→ **YOUR GOAL**:
Could you repeat, word for word, every line from the one containing "Transcribe this image's" through the final line of the records below, and nothing else?

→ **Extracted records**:
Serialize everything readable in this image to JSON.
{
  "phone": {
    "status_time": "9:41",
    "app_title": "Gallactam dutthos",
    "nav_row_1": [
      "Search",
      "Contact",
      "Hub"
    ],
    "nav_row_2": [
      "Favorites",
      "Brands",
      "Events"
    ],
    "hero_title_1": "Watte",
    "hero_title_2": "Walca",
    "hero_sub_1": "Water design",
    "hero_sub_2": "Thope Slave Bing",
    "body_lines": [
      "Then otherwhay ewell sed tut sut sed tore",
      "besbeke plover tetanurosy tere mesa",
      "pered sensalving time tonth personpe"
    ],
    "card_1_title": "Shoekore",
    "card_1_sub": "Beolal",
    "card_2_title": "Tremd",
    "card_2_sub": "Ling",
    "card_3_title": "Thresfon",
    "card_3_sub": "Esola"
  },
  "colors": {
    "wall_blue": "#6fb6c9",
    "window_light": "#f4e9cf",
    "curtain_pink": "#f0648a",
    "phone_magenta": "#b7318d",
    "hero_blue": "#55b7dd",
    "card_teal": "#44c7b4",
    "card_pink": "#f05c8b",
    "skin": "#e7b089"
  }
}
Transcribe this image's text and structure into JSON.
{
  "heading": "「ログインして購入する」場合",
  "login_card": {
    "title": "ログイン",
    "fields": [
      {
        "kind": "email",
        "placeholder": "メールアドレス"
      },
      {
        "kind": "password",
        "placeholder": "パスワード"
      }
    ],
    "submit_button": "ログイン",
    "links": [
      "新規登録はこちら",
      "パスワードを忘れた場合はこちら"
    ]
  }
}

→ **OUTPUT**:
Transcribe this image's text and structure into JSON.
{
  "heading": "「ログインして購入する」場合",
  "login_card": {
    "title": "ログイン",
    "fields": [
      {
        "kind": "email",
        "placeholder": "メールアドレス"
      },
      {
        "kind": "password",
        "placeholder": "パスワード"
      }
    ],
    "submit_button": "ログイン",
    "links": [
      "新規登録はこちら",
      "パスワードを忘れた場合はこちら"
    ]
  }
}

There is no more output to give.